Task requirements: Make an exact copy of each entry, leaving out every picture.
>> begin
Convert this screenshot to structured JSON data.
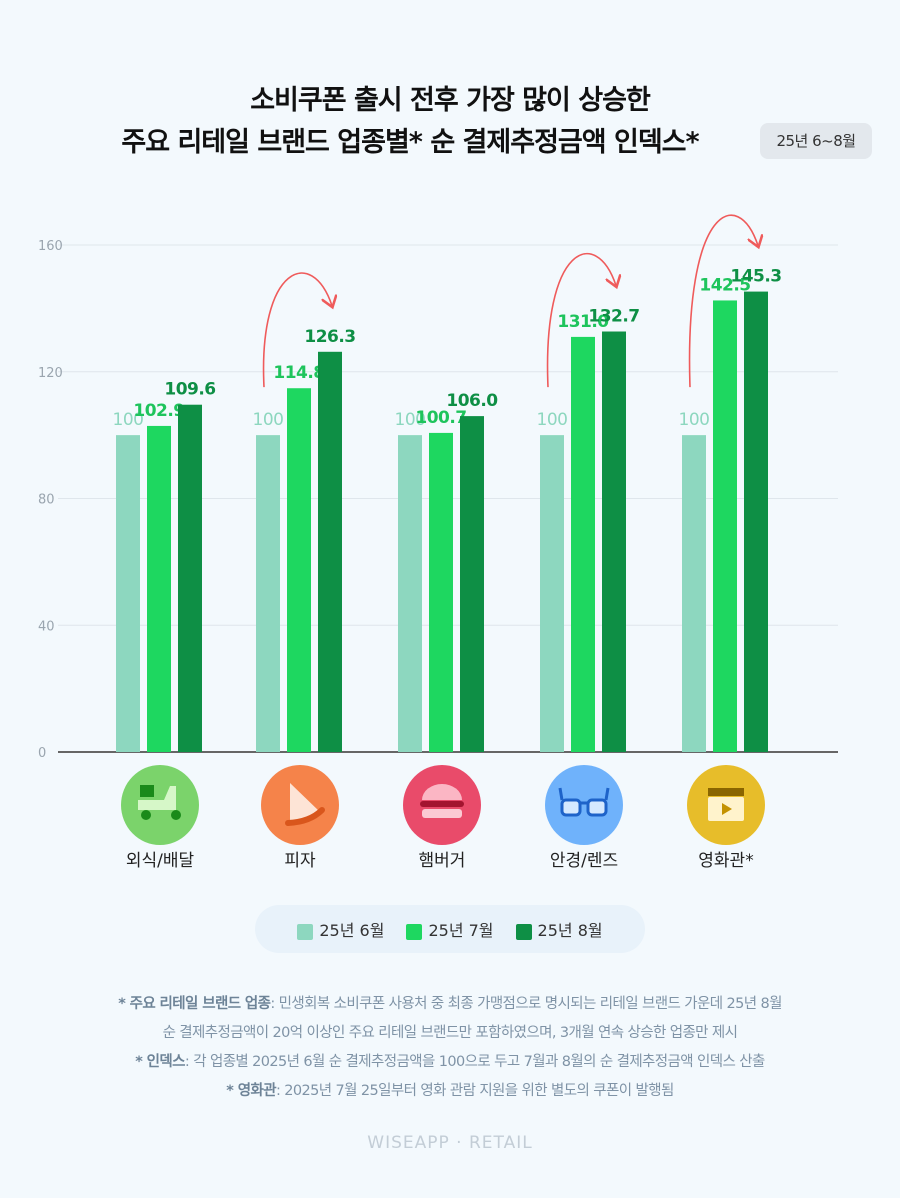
{
  "title_line1": "소비쿠폰 출시 전후 가장 많이 상승한",
  "title_line2": "주요 리테일 브랜드 업종별* 순 결제추정금액 인덱스*",
  "period_badge": "25년 6~8월",
  "colors": {
    "jun": "#8dd7bf",
    "jul": "#1ed760",
    "aug": "#0e8f45",
    "arrow": "#ef5b5b"
  },
  "icons": [
    "scooter-icon",
    "pizza-icon",
    "burger-icon",
    "glasses-icon",
    "clapperboard-icon"
  ],
  "chart_data": {
    "type": "bar",
    "title": "소비쿠폰 출시 전후 가장 많이 상승한 주요 리테일 브랜드 업종별* 순 결제추정금액 인덱스*",
    "categories": [
      "외식/배달",
      "피자",
      "햄버거",
      "안경/렌즈",
      "영화관*"
    ],
    "series": [
      {
        "name": "25년 6월",
        "values": [
          100,
          100,
          100,
          100,
          100
        ],
        "labels": [
          "100",
          "100",
          "100",
          "100",
          "100"
        ]
      },
      {
        "name": "25년 7월",
        "values": [
          102.9,
          114.8,
          100.7,
          131.0,
          142.5
        ],
        "labels": [
          "102.9",
          "114.8",
          "100.7",
          "131.0",
          "142.5"
        ]
      },
      {
        "name": "25년 8월",
        "values": [
          109.6,
          126.3,
          106.0,
          132.7,
          145.3
        ],
        "labels": [
          "109.6",
          "126.3",
          "106.0",
          "132.7",
          "145.3"
        ]
      }
    ],
    "arrows_on": [
      1,
      3,
      4
    ],
    "ylim": [
      0,
      160
    ],
    "yticks": [
      "0",
      "40",
      "80",
      "120",
      "160"
    ],
    "grid": true,
    "legend": "bottom"
  },
  "notes": [
    {
      "bold": "* 주요 리테일 브랜드 업종",
      "text": ": 민생회복 소비쿠폰 사용처 중 최종 가맹점으로 명시되는 리테일 브랜드 가운데 25년 8월"
    },
    {
      "bold": "",
      "text": "순 결제추정금액이 20억 이상인 주요 리테일 브랜드만 포함하였으며, 3개월 연속 상승한 업종만 제시"
    },
    {
      "bold": "* 인덱스",
      "text": ": 각 업종별 2025년 6월 순 결제추정금액을 100으로 두고 7월과 8월의 순 결제추정금액 인덱스 산출"
    },
    {
      "bold": "* 영화관",
      "text": ": 2025년 7월 25일부터 영화 관람 지원을 위한 별도의 쿠폰이 발행됨"
    }
  ],
  "footer": "WISEAPP · RETAIL"
}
>> end
Response to this exercise:
Convert this screenshot to structured JSON data.
{
  "title_line1": "소비쿠폰 출시 전후 가장 많이 상승한",
  "title_line2": "주요 리테일 브랜드 업종별* 순 결제추정금액 인덱스*",
  "period_badge": "25년 6~8월",
  "colors": {
    "jun": "#8dd7bf",
    "jul": "#1ed760",
    "aug": "#0e8f45",
    "arrow": "#ef5b5b"
  },
  "icons": [
    "scooter-icon",
    "pizza-icon",
    "burger-icon",
    "glasses-icon",
    "clapperboard-icon"
  ],
  "chart_data": {
    "type": "bar",
    "title": "소비쿠폰 출시 전후 가장 많이 상승한 주요 리테일 브랜드 업종별* 순 결제추정금액 인덱스*",
    "categories": [
      "외식/배달",
      "피자",
      "햄버거",
      "안경/렌즈",
      "영화관*"
    ],
    "series": [
      {
        "name": "25년 6월",
        "values": [
          100,
          100,
          100,
          100,
          100
        ],
        "labels": [
          "100",
          "100",
          "100",
          "100",
          "100"
        ]
      },
      {
        "name": "25년 7월",
        "values": [
          102.9,
          114.8,
          100.7,
          131.0,
          142.5
        ],
        "labels": [
          "102.9",
          "114.8",
          "100.7",
          "131.0",
          "142.5"
        ]
      },
      {
        "name": "25년 8월",
        "values": [
          109.6,
          126.3,
          106.0,
          132.7,
          145.3
        ],
        "labels": [
          "109.6",
          "126.3",
          "106.0",
          "132.7",
          "145.3"
        ]
      }
    ],
    "arrows_on": [
      1,
      3,
      4
    ],
    "ylim": [
      0,
      160
    ],
    "yticks": [
      "0",
      "40",
      "80",
      "120",
      "160"
    ],
    "grid": true,
    "legend": "bottom"
  },
  "notes": [
    {
      "bold": "* 주요 리테일 브랜드 업종",
      "text": ": 민생회복 소비쿠폰 사용처 중 최종 가맹점으로 명시되는 리테일 브랜드 가운데 25년 8월"
    },
    {
      "bold": "",
      "text": "순 결제추정금액이 20억 이상인 주요 리테일 브랜드만 포함하였으며, 3개월 연속 상승한 업종만 제시"
    },
    {
      "bold": "* 인덱스",
      "text": ": 각 업종별 2025년 6월 순 결제추정금액을 100으로 두고 7월과 8월의 순 결제추정금액 인덱스 산출"
    },
    {
      "bold": "* 영화관",
      "text": ": 2025년 7월 25일부터 영화 관람 지원을 위한 별도의 쿠폰이 발행됨"
    }
  ],
  "footer": "WISEAPP · RETAIL"
}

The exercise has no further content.